**GIVEN TASK**
Reproduce the lines of the material exactly, excluding every image.

[Records from a collection]
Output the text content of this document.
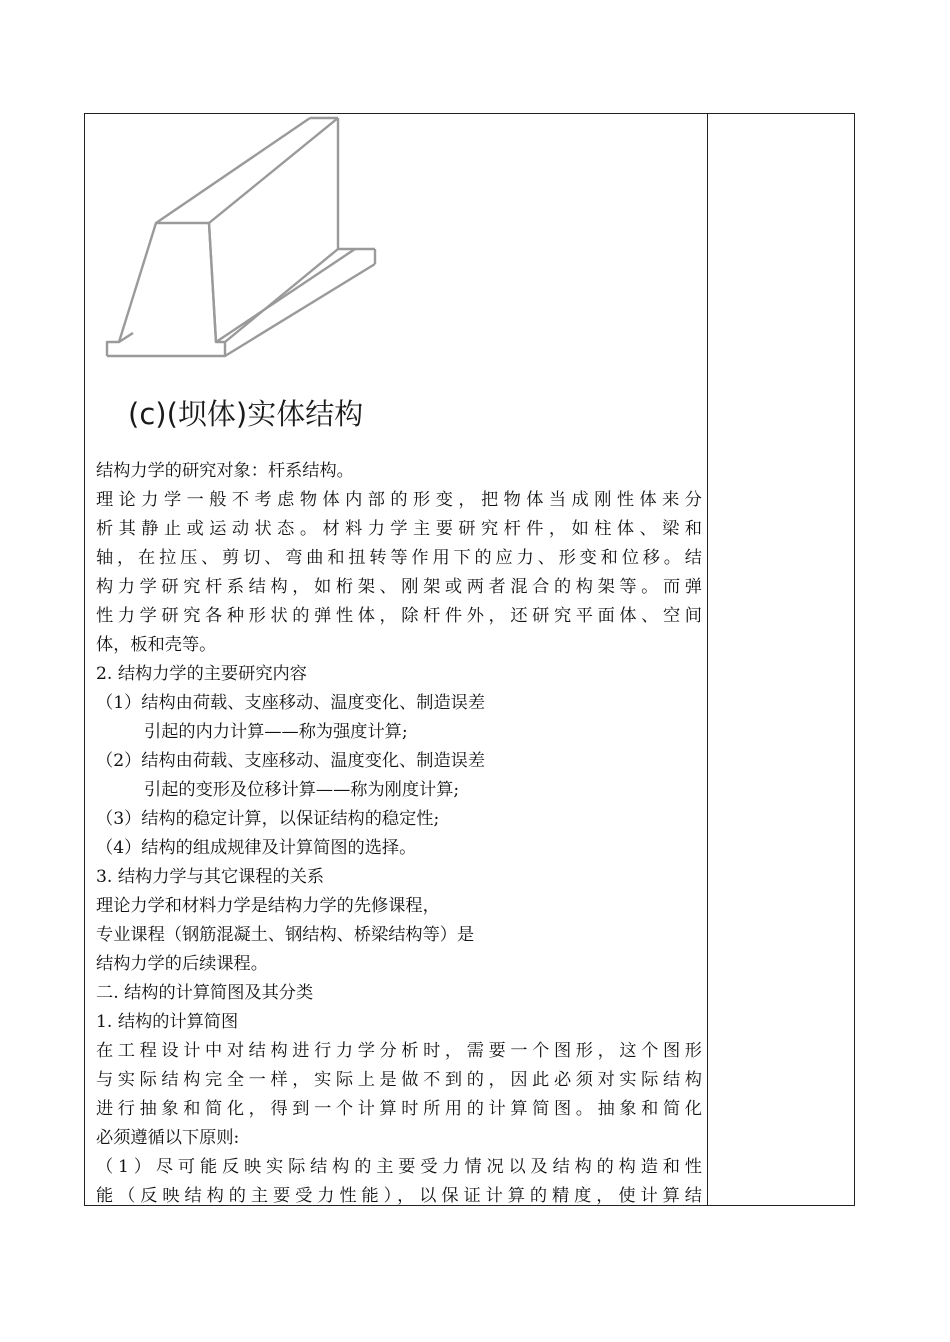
(c)(坝体)实体结构
结构力学的研究对象：杆系结构。
理论力学一般不考虑物体内部的形变，把物体当成刚性体来分
析其静止或运动状态。材料力学主要研究杆件，如柱体、梁和
轴，在拉压、剪切、弯曲和扭转等作用下的应力、形变和位移。结
构力学研究杆系结构，如桁架、刚架或两者混合的构架等。而弹
性力学研究各种形状的弹性体，除杆件外，还研究平面体、空间
体，板和壳等。
2. 结构力学的主要研究内容
（1）结构由荷载、支座移动、温度变化、制造误差
引起的内力计算——称为强度计算;
（2）结构由荷载、支座移动、温度变化、制造误差
引起的变形及位移计算——称为刚度计算;
（3）结构的稳定计算，以保证结构的稳定性;
（4）结构的组成规律及计算简图的选择。
3. 结构力学与其它课程的关系
理论力学和材料力学是结构力学的先修课程，
专业课程（钢筋混凝土、钢结构、桥梁结构等）是
结构力学的后续课程。
二. 结构的计算简图及其分类
1. 结构的计算简图
在工程设计中对结构进行力学分析时，需要一个图形，这个图形
与实际结构完全一样，实际上是做不到的，因此必须对实际结构
进行抽象和简化，得到一个计算时所用的计算简图。抽象和简化
必须遵循以下原则:
（1）尽可能反映实际结构的主要受力情况以及结构的构造和性
能（反映结构的主要受力性能），以保证计算的精度，使计算结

**SOLUTION BELOW**
Output the text content of this document.
(c)(坝体)实体结构
结构力学的研究对象：杆系结构。
理论力学一般不考虑物体内部的形变，把物体当成刚性体来分
析其静止或运动状态。材料力学主要研究杆件，如柱体、梁和
轴，在拉压、剪切、弯曲和扭转等作用下的应力、形变和位移。结
构力学研究杆系结构，如桁架、刚架或两者混合的构架等。而弹
性力学研究各种形状的弹性体，除杆件外，还研究平面体、空间
体，板和壳等。
2. 结构力学的主要研究内容
（1）结构由荷载、支座移动、温度变化、制造误差
引起的内力计算——称为强度计算;
（2）结构由荷载、支座移动、温度变化、制造误差
引起的变形及位移计算——称为刚度计算;
（3）结构的稳定计算，以保证结构的稳定性;
（4）结构的组成规律及计算简图的选择。
3. 结构力学与其它课程的关系
理论力学和材料力学是结构力学的先修课程，
专业课程（钢筋混凝土、钢结构、桥梁结构等）是
结构力学的后续课程。
二. 结构的计算简图及其分类
1. 结构的计算简图
在工程设计中对结构进行力学分析时，需要一个图形，这个图形
与实际结构完全一样，实际上是做不到的，因此必须对实际结构
进行抽象和简化，得到一个计算时所用的计算简图。抽象和简化
必须遵循以下原则:
（1）尽可能反映实际结构的主要受力情况以及结构的构造和性
能（反映结构的主要受力性能），以保证计算的精度，使计算结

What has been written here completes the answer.